-- start Supplied information --

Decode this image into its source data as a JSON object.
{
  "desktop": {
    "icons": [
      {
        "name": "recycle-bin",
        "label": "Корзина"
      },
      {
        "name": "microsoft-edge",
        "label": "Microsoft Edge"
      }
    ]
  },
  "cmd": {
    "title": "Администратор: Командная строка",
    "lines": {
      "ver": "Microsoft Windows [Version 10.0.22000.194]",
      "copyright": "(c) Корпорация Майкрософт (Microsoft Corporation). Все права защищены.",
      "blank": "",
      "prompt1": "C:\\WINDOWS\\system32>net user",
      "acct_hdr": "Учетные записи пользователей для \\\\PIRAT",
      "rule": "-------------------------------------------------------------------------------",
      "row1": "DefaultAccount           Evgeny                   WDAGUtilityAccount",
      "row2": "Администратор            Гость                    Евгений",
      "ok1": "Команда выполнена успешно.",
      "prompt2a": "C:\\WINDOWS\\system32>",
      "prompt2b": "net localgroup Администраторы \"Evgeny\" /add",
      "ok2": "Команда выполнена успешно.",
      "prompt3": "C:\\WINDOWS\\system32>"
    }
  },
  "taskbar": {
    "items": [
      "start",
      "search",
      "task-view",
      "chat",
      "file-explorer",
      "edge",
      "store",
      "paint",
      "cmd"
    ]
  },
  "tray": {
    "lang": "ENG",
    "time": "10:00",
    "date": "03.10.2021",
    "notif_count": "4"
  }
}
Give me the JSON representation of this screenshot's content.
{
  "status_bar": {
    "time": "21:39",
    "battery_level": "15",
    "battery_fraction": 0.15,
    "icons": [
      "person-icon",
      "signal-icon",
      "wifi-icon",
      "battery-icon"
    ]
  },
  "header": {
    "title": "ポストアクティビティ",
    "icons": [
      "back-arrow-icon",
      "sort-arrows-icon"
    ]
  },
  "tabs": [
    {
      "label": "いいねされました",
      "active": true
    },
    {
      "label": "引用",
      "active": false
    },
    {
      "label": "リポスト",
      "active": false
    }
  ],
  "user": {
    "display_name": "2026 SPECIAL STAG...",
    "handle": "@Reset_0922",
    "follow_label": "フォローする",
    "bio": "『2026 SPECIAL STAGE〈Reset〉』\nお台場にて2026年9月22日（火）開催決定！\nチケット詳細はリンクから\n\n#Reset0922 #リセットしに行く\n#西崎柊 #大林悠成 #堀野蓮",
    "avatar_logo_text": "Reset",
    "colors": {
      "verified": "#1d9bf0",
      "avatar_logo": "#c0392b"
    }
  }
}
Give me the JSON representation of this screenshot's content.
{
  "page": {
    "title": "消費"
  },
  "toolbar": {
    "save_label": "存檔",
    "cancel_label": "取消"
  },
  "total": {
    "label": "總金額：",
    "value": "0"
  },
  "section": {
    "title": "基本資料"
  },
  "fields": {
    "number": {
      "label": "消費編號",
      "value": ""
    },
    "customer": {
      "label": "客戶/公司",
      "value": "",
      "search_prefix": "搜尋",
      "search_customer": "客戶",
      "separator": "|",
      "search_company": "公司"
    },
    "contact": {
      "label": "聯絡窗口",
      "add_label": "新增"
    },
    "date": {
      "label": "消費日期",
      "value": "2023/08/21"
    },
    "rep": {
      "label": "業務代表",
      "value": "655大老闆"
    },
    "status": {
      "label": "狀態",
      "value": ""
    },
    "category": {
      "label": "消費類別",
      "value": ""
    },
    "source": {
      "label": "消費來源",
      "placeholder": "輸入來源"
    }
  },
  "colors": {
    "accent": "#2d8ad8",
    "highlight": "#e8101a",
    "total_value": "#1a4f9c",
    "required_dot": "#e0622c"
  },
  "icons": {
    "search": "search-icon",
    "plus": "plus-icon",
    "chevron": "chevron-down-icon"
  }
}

-- end Supplied information --

— Written instruction —
State how many lines include the string "title". Give no other information.

— Result —
4